Records provided ->
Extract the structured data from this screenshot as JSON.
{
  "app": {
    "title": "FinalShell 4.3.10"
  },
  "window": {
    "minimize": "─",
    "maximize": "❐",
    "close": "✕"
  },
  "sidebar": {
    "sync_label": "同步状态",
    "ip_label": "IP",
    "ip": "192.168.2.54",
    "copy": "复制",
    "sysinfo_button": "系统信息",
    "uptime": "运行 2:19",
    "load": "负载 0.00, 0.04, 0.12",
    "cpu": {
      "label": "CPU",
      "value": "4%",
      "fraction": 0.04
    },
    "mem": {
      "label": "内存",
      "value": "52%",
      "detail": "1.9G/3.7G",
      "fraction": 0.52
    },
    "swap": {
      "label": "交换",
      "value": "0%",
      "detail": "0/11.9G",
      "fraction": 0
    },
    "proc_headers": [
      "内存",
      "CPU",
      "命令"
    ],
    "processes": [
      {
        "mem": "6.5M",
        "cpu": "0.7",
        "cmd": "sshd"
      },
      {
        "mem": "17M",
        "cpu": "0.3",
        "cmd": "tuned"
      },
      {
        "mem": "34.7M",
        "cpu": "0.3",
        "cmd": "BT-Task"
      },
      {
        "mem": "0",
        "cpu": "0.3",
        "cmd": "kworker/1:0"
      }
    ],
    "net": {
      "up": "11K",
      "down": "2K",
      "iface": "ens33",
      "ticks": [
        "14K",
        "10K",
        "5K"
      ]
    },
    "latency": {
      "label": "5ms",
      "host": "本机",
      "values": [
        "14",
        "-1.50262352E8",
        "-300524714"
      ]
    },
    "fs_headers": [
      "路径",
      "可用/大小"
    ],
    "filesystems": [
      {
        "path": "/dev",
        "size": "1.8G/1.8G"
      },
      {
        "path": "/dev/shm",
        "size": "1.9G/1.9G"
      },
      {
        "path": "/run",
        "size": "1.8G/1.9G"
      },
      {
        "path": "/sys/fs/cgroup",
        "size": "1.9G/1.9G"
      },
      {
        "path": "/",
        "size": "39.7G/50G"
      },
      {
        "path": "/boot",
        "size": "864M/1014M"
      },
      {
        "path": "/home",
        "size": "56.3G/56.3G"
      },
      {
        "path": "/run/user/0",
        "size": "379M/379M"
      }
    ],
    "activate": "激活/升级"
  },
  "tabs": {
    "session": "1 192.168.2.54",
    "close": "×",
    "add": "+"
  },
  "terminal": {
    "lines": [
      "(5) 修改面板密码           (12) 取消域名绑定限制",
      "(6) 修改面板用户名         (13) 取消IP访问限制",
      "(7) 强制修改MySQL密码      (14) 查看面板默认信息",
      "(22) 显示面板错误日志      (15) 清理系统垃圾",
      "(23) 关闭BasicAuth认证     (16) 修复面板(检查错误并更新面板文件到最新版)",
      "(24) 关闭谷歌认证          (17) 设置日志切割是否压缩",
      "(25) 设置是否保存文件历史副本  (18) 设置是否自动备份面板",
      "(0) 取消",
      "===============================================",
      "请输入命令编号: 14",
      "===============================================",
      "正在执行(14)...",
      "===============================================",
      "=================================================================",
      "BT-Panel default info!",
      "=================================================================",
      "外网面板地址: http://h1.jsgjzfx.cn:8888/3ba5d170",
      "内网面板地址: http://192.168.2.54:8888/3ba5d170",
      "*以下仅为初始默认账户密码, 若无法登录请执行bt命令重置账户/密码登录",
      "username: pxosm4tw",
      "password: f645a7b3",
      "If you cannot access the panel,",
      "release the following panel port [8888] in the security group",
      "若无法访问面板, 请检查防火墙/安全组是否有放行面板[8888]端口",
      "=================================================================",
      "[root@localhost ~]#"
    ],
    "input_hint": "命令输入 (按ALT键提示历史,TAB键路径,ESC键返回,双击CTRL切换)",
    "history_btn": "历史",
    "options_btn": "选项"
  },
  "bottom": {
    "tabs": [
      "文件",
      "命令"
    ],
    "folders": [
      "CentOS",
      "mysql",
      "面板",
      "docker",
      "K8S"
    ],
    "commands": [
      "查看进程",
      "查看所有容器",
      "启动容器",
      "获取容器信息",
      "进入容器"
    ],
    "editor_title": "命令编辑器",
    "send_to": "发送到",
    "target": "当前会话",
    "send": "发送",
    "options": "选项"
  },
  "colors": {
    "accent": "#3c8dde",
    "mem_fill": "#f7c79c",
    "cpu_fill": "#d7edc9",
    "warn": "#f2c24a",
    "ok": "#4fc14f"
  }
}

Instruction -> Each record must be returned exactly as it is written.

Solution to this problem ->
Extract the structured data from this screenshot as JSON.
{
  "app": {
    "title": "FinalShell 4.3.10"
  },
  "window": {
    "minimize": "─",
    "maximize": "❐",
    "close": "✕"
  },
  "sidebar": {
    "sync_label": "同步状态",
    "ip_label": "IP",
    "ip": "192.168.2.54",
    "copy": "复制",
    "sysinfo_button": "系统信息",
    "uptime": "运行 2:19",
    "load": "负载 0.00, 0.04, 0.12",
    "cpu": {
      "label": "CPU",
      "value": "4%",
      "fraction": 0.04
    },
    "mem": {
      "label": "内存",
      "value": "52%",
      "detail": "1.9G/3.7G",
      "fraction": 0.52
    },
    "swap": {
      "label": "交换",
      "value": "0%",
      "detail": "0/11.9G",
      "fraction": 0
    },
    "proc_headers": [
      "内存",
      "CPU",
      "命令"
    ],
    "processes": [
      {
        "mem": "6.5M",
        "cpu": "0.7",
        "cmd": "sshd"
      },
      {
        "mem": "17M",
        "cpu": "0.3",
        "cmd": "tuned"
      },
      {
        "mem": "34.7M",
        "cpu": "0.3",
        "cmd": "BT-Task"
      },
      {
        "mem": "0",
        "cpu": "0.3",
        "cmd": "kworker/1:0"
      }
    ],
    "net": {
      "up": "11K",
      "down": "2K",
      "iface": "ens33",
      "ticks": [
        "14K",
        "10K",
        "5K"
      ]
    },
    "latency": {
      "label": "5ms",
      "host": "本机",
      "values": [
        "14",
        "-1.50262352E8",
        "-300524714"
      ]
    },
    "fs_headers": [
      "路径",
      "可用/大小"
    ],
    "filesystems": [
      {
        "path": "/dev",
        "size": "1.8G/1.8G"
      },
      {
        "path": "/dev/shm",
        "size": "1.9G/1.9G"
      },
      {
        "path": "/run",
        "size": "1.8G/1.9G"
      },
      {
        "path": "/sys/fs/cgroup",
        "size": "1.9G/1.9G"
      },
      {
        "path": "/",
        "size": "39.7G/50G"
      },
      {
        "path": "/boot",
        "size": "864M/1014M"
      },
      {
        "path": "/home",
        "size": "56.3G/56.3G"
      },
      {
        "path": "/run/user/0",
        "size": "379M/379M"
      }
    ],
    "activate": "激活/升级"
  },
  "tabs": {
    "session": "1 192.168.2.54",
    "close": "×",
    "add": "+"
  },
  "terminal": {
    "lines": [
      "(5) 修改面板密码           (12) 取消域名绑定限制",
      "(6) 修改面板用户名         (13) 取消IP访问限制",
      "(7) 强制修改MySQL密码      (14) 查看面板默认信息",
      "(22) 显示面板错误日志      (15) 清理系统垃圾",
      "(23) 关闭BasicAuth认证     (16) 修复面板(检查错误并更新面板文件到最新版)",
      "(24) 关闭谷歌认证          (17) 设置日志切割是否压缩",
      "(25) 设置是否保存文件历史副本  (18) 设置是否自动备份面板",
      "(0) 取消",
      "===============================================",
      "请输入命令编号: 14",
      "===============================================",
      "正在执行(14)...",
      "===============================================",
      "=================================================================",
      "BT-Panel default info!",
      "=================================================================",
      "外网面板地址: http://h1.jsgjzfx.cn:8888/3ba5d170",
      "内网面板地址: http://192.168.2.54:8888/3ba5d170",
      "*以下仅为初始默认账户密码, 若无法登录请执行bt命令重置账户/密码登录",
      "username: pxosm4tw",
      "password: f645a7b3",
      "If you cannot access the panel,",
      "release the following panel port [8888] in the security group",
      "若无法访问面板, 请检查防火墙/安全组是否有放行面板[8888]端口",
      "=================================================================",
      "[root@localhost ~]#"
    ],
    "input_hint": "命令输入 (按ALT键提示历史,TAB键路径,ESC键返回,双击CTRL切换)",
    "history_btn": "历史",
    "options_btn": "选项"
  },
  "bottom": {
    "tabs": [
      "文件",
      "命令"
    ],
    "folders": [
      "CentOS",
      "mysql",
      "面板",
      "docker",
      "K8S"
    ],
    "commands": [
      "查看进程",
      "查看所有容器",
      "启动容器",
      "获取容器信息",
      "进入容器"
    ],
    "editor_title": "命令编辑器",
    "send_to": "发送到",
    "target": "当前会话",
    "send": "发送",
    "options": "选项"
  },
  "colors": {
    "accent": "#3c8dde",
    "mem_fill": "#f7c79c",
    "cpu_fill": "#d7edc9",
    "warn": "#f2c24a",
    "ok": "#4fc14f"
  }
}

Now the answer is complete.